Directive: Single out each line with the word "Australia" and copy it.

═══ Data entries

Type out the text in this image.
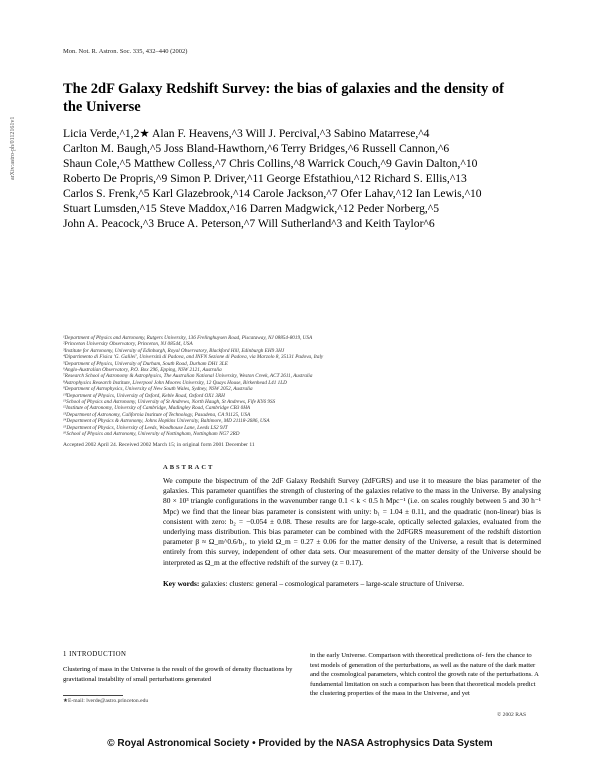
arXiv:astro-ph/0112161v1
Mon. Not. R. Astron. Soc. 335, 432–440 (2002)
The 2dF Galaxy Redshift Survey: the bias of galaxies and the density of the Universe
Licia Verde,^1,2★ Alan F. Heavens,^3 Will J. Percival,^3 Sabino Matarrese,^4
Carlton M. Baugh,^5 Joss Bland-Hawthorn,^6 Terry Bridges,^6 Russell Cannon,^6
Shaun Cole,^5 Matthew Colless,^7 Chris Collins,^8 Warrick Couch,^9 Gavin Dalton,^10
Roberto De Propris,^9 Simon P. Driver,^11 George Efstathiou,^12 Richard S. Ellis,^13
Carlos S. Frenk,^5 Karl Glazebrook,^14 Carole Jackson,^7 Ofer Lahav,^12 Ian Lewis,^10
Stuart Lumsden,^15 Steve Maddox,^16 Darren Madgwick,^12 Peder Norberg,^5
John A. Peacock,^3 Bruce A. Peterson,^7 Will Sutherland^3 and Keith Taylor^6
¹Department of Physics and Astronomy, Rutgers University, 136 Frelinghuysen Road, Piscataway, NJ 08854-8019, USA
²Princeton University Observatory, Princeton, NJ 08544, USA
³Institute for Astronomy, University of Edinburgh, Royal Observatory, Blackford Hill, Edinburgh EH9 3HJ
⁴Dipartimento di Fisica 'G. Galilei', Università di Padova, and INFN Sezione di Padova, via Marzolo 8, 35131 Padova, Italy
⁵Department of Physics, University of Durham, South Road, Durham DH1 3LE
⁶Anglo-Australian Observatory, P.O. Box 296, Epping, NSW 2121, Australia
⁷Research School of Astronomy & Astrophysics, The Australian National University, Weston Creek, ACT 2611, Australia
⁸Astrophysics Research Institute, Liverpool John Moores University, 12 Quays House, Birkenhead L41 1LD
⁹Department of Astrophysics, University of New South Wales, Sydney, NSW 2052, Australia
¹⁰Department of Physics, University of Oxford, Keble Road, Oxford OX1 3RH
¹¹School of Physics and Astronomy, University of St Andrews, North Haugh, St Andrews, Fife KY6 9SS
¹²Institute of Astronomy, University of Cambridge, Madingley Road, Cambridge CB3 0HA
¹³Department of Astronomy, California Institute of Technology, Pasadena, CA 91125, USA
¹⁴Department of Physics & Astronomy, Johns Hopkins University, Baltimore, MD 21118-2686, USA
¹⁵Department of Physics, University of Leeds, Woodhouse Lane, Leeds LS2 9JT
¹⁶School of Physics and Astronomy, University of Nottingham, Nottingham NG7 2RD
Accepted 2002 April 24. Received 2002 March 15; in original form 2001 December 11
ABSTRACT
We compute the bispectrum of the 2dF Galaxy Redshift Survey (2dFGRS) and use it to measure the bias parameter of the galaxies. This parameter quantifies the strength of clustering of the galaxies relative to the mass in the Universe. By analysing 80 × 10³ triangle configurations in the wavenumber range 0.1 < k < 0.5 h Mpc⁻¹ (i.e. on scales roughly between 5 and 30 h⁻¹ Mpc) we find that the linear bias parameter is consistent with unity: b₁ = 1.04 ± 0.11, and the quadratic (non-linear) bias is consistent with zero: b₂ = −0.054 ± 0.08. These results are for large-scale, optically selected galaxies, evaluated from the underlying mass distribution. This bias parameter can be combined with the 2dFGRS measurement of the redshift distortion parameter β ≈ Ω_m^0.6/b₁, to yield Ω_m = 0.27 ± 0.06 for the matter density of the Universe, a result that is determined entirely from this survey, independent of other data sets. Our measurement of the matter density of the Universe should be interpreted as Ω_m at the effective redshift of the survey (z = 0.17).
Key words: galaxies: clusters: general – cosmological parameters – large-scale structure of Universe.
1 INTRODUCTION
Clustering of mass in the Universe is the result of the growth of density fluctuations by gravitational instability of small perturbations generated
in the early Universe. Comparison with theoretical predictions of- fers the chance to test models of generation of the perturbations, as well as the nature of the dark matter and the cosmological parameters, which control the growth rate of the perturbations. A fundamental limitation on such a comparison has been that theoretical models predict the clustering properties of the mass in the Universe, and yet
★E-mail: lverde@astro.princeton.edu
© 2002 RAS
© Royal Astronomical Society • Provided by the NASA Astrophysics Data System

══════

Full solution:
⁶Anglo-Australian Observatory, P.O. Box 296, Epping, NSW 2121, Australia
⁷Research School of Astronomy & Astrophysics, The Australian National University, Weston Creek, ACT 2611, Australia
⁹Department of Astrophysics, University of New South Wales, Sydney, NSW 2052, Australia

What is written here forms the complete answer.